**Provided material**.
— Begin —

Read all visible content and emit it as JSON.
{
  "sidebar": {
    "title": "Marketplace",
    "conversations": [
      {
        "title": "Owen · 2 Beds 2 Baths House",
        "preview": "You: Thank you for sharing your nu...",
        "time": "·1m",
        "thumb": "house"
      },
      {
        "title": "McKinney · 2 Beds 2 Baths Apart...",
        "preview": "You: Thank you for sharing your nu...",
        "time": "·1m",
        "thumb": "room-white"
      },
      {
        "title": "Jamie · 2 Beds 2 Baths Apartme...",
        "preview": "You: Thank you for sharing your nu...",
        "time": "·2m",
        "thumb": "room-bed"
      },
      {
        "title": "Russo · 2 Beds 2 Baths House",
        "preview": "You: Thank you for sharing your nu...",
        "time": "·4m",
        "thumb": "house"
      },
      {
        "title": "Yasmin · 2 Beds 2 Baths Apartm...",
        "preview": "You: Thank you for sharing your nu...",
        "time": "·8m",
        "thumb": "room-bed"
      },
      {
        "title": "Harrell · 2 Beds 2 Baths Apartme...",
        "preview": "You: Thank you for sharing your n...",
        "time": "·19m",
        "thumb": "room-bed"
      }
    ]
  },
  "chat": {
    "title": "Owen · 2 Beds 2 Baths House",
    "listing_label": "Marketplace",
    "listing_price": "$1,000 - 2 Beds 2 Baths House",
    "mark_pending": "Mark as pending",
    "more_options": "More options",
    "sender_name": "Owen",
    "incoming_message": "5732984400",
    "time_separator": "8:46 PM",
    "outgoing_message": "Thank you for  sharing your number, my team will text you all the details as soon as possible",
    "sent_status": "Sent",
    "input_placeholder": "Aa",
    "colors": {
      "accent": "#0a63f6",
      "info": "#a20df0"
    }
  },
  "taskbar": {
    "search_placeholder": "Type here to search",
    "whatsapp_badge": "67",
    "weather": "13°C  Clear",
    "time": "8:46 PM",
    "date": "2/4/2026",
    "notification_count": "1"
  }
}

— End —

**Instructions for the task**.
Show the data once more, exactly as it was written.

**Result below**.
Read all visible content and emit it as JSON.
{
  "sidebar": {
    "title": "Marketplace",
    "conversations": [
      {
        "title": "Owen · 2 Beds 2 Baths House",
        "preview": "You: Thank you for sharing your nu...",
        "time": "·1m",
        "thumb": "house"
      },
      {
        "title": "McKinney · 2 Beds 2 Baths Apart...",
        "preview": "You: Thank you for sharing your nu...",
        "time": "·1m",
        "thumb": "room-white"
      },
      {
        "title": "Jamie · 2 Beds 2 Baths Apartme...",
        "preview": "You: Thank you for sharing your nu...",
        "time": "·2m",
        "thumb": "room-bed"
      },
      {
        "title": "Russo · 2 Beds 2 Baths House",
        "preview": "You: Thank you for sharing your nu...",
        "time": "·4m",
        "thumb": "house"
      },
      {
        "title": "Yasmin · 2 Beds 2 Baths Apartm...",
        "preview": "You: Thank you for sharing your nu...",
        "time": "·8m",
        "thumb": "room-bed"
      },
      {
        "title": "Harrell · 2 Beds 2 Baths Apartme...",
        "preview": "You: Thank you for sharing your n...",
        "time": "·19m",
        "thumb": "room-bed"
      }
    ]
  },
  "chat": {
    "title": "Owen · 2 Beds 2 Baths House",
    "listing_label": "Marketplace",
    "listing_price": "$1,000 - 2 Beds 2 Baths House",
    "mark_pending": "Mark as pending",
    "more_options": "More options",
    "sender_name": "Owen",
    "incoming_message": "5732984400",
    "time_separator": "8:46 PM",
    "outgoing_message": "Thank you for  sharing your number, my team will text you all the details as soon as possible",
    "sent_status": "Sent",
    "input_placeholder": "Aa",
    "colors": {
      "accent": "#0a63f6",
      "info": "#a20df0"
    }
  },
  "taskbar": {
    "search_placeholder": "Type here to search",
    "whatsapp_badge": "67",
    "weather": "13°C  Clear",
    "time": "8:46 PM",
    "date": "2/4/2026",
    "notification_count": "1"
  }
}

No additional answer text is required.